EXERCISE DETAILS: Locate the string "ylabel" throughout the material and copy every line in which it occurs.
## start GIVEN DATA
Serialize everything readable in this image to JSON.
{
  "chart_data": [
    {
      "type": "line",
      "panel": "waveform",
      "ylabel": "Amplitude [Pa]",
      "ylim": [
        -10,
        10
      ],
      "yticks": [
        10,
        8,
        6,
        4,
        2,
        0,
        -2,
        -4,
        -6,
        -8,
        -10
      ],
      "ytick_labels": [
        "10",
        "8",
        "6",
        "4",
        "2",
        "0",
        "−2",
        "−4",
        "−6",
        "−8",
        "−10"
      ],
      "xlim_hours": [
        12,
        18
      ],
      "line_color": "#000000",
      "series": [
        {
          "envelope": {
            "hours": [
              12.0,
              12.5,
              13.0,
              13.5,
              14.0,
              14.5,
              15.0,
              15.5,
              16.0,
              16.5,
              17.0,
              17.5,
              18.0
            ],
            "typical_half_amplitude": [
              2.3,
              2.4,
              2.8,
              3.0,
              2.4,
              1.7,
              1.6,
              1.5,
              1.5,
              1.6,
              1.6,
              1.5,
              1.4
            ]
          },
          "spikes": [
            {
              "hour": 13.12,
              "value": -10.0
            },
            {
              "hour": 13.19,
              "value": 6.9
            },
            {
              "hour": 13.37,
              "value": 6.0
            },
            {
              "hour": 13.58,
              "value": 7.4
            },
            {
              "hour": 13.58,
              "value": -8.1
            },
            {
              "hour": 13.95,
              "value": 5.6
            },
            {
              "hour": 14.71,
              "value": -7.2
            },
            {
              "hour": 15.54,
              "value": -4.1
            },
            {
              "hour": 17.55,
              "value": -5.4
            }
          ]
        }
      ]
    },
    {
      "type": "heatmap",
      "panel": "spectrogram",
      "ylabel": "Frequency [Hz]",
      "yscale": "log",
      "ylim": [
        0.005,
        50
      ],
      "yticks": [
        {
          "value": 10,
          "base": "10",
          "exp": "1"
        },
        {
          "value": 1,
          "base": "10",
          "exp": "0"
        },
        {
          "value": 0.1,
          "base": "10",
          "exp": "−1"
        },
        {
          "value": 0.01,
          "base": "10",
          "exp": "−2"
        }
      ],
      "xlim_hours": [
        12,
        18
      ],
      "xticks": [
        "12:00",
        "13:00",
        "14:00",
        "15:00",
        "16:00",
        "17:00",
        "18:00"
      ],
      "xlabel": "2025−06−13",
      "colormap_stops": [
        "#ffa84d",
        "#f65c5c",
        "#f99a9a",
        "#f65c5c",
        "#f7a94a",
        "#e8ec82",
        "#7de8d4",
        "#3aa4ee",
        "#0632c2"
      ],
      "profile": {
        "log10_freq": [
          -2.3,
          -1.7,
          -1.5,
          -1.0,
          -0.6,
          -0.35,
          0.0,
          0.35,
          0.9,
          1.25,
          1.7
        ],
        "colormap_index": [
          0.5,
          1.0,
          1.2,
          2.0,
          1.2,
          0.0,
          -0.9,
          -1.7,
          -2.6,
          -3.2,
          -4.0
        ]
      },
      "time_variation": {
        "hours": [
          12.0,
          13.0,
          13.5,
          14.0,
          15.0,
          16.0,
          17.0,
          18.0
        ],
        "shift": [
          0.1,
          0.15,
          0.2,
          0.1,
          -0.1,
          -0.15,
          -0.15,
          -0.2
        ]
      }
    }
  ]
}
## end GIVEN DATA
THE ANSWER:
      "ylabel": "Amplitude [Pa]",
      "ylabel": "Frequency [Hz]",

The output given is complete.